◆ **Provided information**
____________________
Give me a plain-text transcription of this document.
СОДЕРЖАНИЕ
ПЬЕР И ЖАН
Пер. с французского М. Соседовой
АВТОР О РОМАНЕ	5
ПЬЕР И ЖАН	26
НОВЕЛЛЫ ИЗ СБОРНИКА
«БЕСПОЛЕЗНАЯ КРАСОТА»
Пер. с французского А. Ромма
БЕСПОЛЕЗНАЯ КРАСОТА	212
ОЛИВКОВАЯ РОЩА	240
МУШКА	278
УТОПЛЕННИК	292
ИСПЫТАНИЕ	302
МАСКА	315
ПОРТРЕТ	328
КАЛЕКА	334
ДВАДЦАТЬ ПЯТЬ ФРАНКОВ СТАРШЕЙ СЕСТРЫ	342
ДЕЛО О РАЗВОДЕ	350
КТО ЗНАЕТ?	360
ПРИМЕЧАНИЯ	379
____________________
◆ **Given exercise**
Write the material out exactly, with nothing left out.

◆ **Reply**
Give me a plain-text transcription of this document.
СОДЕРЖАНИЕ
ПЬЕР И ЖАН
Пер. с французского М. Соседовой
АВТОР О РОМАНЕ	5
ПЬЕР И ЖАН	26
НОВЕЛЛЫ ИЗ СБОРНИКА
«БЕСПОЛЕЗНАЯ КРАСОТА»
Пер. с французского А. Ромма
БЕСПОЛЕЗНАЯ КРАСОТА	212
ОЛИВКОВАЯ РОЩА	240
МУШКА	278
УТОПЛЕННИК	292
ИСПЫТАНИЕ	302
МАСКА	315
ПОРТРЕТ	328
КАЛЕКА	334
ДВАДЦАТЬ ПЯТЬ ФРАНКОВ СТАРШЕЙ СЕСТРЫ	342
ДЕЛО О РАЗВОДЕ	350
КТО ЗНАЕТ?	360
ПРИМЕЧАНИЯ	379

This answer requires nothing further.